* _Description of the task_:
The lines to extract begin at the one containing "Transcribe this image's" and run to the end of the listing; set them down exactly and alone.

═════ Records supplied ═════

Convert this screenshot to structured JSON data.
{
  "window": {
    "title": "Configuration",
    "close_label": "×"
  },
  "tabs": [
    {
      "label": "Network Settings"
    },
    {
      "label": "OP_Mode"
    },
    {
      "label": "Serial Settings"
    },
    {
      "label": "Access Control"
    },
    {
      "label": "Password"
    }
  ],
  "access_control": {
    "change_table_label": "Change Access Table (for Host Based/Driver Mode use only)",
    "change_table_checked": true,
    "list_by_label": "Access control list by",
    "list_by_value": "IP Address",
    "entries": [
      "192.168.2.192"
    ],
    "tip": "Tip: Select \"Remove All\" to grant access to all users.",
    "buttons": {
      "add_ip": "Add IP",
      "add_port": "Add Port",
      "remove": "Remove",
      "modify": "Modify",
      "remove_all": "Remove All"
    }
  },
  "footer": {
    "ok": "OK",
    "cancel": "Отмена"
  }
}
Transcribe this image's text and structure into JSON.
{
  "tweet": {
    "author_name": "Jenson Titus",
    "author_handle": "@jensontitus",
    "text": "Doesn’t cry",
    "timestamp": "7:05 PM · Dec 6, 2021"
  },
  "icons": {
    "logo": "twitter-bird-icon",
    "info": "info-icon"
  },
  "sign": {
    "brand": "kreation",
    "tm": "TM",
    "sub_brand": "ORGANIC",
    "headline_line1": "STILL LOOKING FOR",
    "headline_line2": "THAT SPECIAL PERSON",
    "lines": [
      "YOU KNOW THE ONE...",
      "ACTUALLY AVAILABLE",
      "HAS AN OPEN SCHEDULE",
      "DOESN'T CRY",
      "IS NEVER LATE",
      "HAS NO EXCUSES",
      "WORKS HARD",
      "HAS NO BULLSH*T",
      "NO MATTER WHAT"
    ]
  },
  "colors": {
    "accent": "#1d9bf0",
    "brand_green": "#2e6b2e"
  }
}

═════

* _Exercise solution_:
Transcribe this image's text and structure into JSON.
{
  "tweet": {
    "author_name": "Jenson Titus",
    "author_handle": "@jensontitus",
    "text": "Doesn’t cry",
    "timestamp": "7:05 PM · Dec 6, 2021"
  },
  "icons": {
    "logo": "twitter-bird-icon",
    "info": "info-icon"
  },
  "sign": {
    "brand": "kreation",
    "tm": "TM",
    "sub_brand": "ORGANIC",
    "headline_line1": "STILL LOOKING FOR",
    "headline_line2": "THAT SPECIAL PERSON",
    "lines": [
      "YOU KNOW THE ONE...",
      "ACTUALLY AVAILABLE",
      "HAS AN OPEN SCHEDULE",
      "DOESN'T CRY",
      "IS NEVER LATE",
      "HAS NO EXCUSES",
      "WORKS HARD",
      "HAS NO BULLSH*T",
      "NO MATTER WHAT"
    ]
  },
  "colors": {
    "accent": "#1d9bf0",
    "brand_green": "#2e6b2e"
  }
}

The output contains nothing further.